* [RECORDS TO USE]
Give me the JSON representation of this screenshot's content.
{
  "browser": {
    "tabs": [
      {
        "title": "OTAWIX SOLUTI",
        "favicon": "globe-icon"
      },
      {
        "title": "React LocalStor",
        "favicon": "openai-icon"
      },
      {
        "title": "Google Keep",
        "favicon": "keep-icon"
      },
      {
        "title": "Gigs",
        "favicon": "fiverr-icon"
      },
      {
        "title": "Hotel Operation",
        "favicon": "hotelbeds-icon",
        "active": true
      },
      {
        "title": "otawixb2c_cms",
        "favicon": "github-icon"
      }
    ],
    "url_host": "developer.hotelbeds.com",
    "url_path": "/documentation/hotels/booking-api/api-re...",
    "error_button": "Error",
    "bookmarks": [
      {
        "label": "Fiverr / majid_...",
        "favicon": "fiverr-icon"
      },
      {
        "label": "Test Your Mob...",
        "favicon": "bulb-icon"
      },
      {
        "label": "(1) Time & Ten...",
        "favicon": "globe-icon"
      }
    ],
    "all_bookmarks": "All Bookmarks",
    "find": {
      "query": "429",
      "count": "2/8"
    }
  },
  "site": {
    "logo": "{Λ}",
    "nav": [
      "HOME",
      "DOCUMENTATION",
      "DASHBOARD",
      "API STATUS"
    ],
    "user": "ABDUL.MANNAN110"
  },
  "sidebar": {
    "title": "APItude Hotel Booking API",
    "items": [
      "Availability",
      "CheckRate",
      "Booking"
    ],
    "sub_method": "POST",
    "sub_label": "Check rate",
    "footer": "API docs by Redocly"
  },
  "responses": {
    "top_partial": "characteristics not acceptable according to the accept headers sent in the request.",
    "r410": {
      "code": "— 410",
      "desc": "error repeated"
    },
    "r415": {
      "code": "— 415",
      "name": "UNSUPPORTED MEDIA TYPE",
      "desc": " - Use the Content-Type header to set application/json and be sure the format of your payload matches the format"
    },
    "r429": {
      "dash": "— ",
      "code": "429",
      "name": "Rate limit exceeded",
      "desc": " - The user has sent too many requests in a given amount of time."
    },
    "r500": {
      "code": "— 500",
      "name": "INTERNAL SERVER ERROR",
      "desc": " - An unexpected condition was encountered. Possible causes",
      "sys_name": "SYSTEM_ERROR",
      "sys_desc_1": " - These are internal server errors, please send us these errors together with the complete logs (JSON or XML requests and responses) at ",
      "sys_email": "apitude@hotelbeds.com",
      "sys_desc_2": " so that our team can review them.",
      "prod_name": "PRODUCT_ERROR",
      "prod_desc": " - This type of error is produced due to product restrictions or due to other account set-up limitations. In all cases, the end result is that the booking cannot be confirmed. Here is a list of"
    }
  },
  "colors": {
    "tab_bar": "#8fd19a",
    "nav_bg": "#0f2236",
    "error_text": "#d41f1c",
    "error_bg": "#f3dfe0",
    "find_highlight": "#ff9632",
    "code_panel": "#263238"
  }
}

* [WHAT THE TASK REQUIRES]
Restate the data above word for word, please.

* [EXERCISE RESPONSE]
Give me the JSON representation of this screenshot's content.
{
  "browser": {
    "tabs": [
      {
        "title": "OTAWIX SOLUTI",
        "favicon": "globe-icon"
      },
      {
        "title": "React LocalStor",
        "favicon": "openai-icon"
      },
      {
        "title": "Google Keep",
        "favicon": "keep-icon"
      },
      {
        "title": "Gigs",
        "favicon": "fiverr-icon"
      },
      {
        "title": "Hotel Operation",
        "favicon": "hotelbeds-icon",
        "active": true
      },
      {
        "title": "otawixb2c_cms",
        "favicon": "github-icon"
      }
    ],
    "url_host": "developer.hotelbeds.com",
    "url_path": "/documentation/hotels/booking-api/api-re...",
    "error_button": "Error",
    "bookmarks": [
      {
        "label": "Fiverr / majid_...",
        "favicon": "fiverr-icon"
      },
      {
        "label": "Test Your Mob...",
        "favicon": "bulb-icon"
      },
      {
        "label": "(1) Time & Ten...",
        "favicon": "globe-icon"
      }
    ],
    "all_bookmarks": "All Bookmarks",
    "find": {
      "query": "429",
      "count": "2/8"
    }
  },
  "site": {
    "logo": "{Λ}",
    "nav": [
      "HOME",
      "DOCUMENTATION",
      "DASHBOARD",
      "API STATUS"
    ],
    "user": "ABDUL.MANNAN110"
  },
  "sidebar": {
    "title": "APItude Hotel Booking API",
    "items": [
      "Availability",
      "CheckRate",
      "Booking"
    ],
    "sub_method": "POST",
    "sub_label": "Check rate",
    "footer": "API docs by Redocly"
  },
  "responses": {
    "top_partial": "characteristics not acceptable according to the accept headers sent in the request.",
    "r410": {
      "code": "— 410",
      "desc": "error repeated"
    },
    "r415": {
      "code": "— 415",
      "name": "UNSUPPORTED MEDIA TYPE",
      "desc": " - Use the Content-Type header to set application/json and be sure the format of your payload matches the format"
    },
    "r429": {
      "dash": "— ",
      "code": "429",
      "name": "Rate limit exceeded",
      "desc": " - The user has sent too many requests in a given amount of time."
    },
    "r500": {
      "code": "— 500",
      "name": "INTERNAL SERVER ERROR",
      "desc": " - An unexpected condition was encountered. Possible causes",
      "sys_name": "SYSTEM_ERROR",
      "sys_desc_1": " - These are internal server errors, please send us these errors together with the complete logs (JSON or XML requests and responses) at ",
      "sys_email": "apitude@hotelbeds.com",
      "sys_desc_2": " so that our team can review them.",
      "prod_name": "PRODUCT_ERROR",
      "prod_desc": " - This type of error is produced due to product restrictions or due to other account set-up limitations. In all cases, the end result is that the booking cannot be confirmed. Here is a list of"
    }
  },
  "colors": {
    "tab_bar": "#8fd19a",
    "nav_bg": "#0f2236",
    "error_text": "#d41f1c",
    "error_bg": "#f3dfe0",
    "find_highlight": "#ff9632",
    "code_panel": "#263238"
  }
}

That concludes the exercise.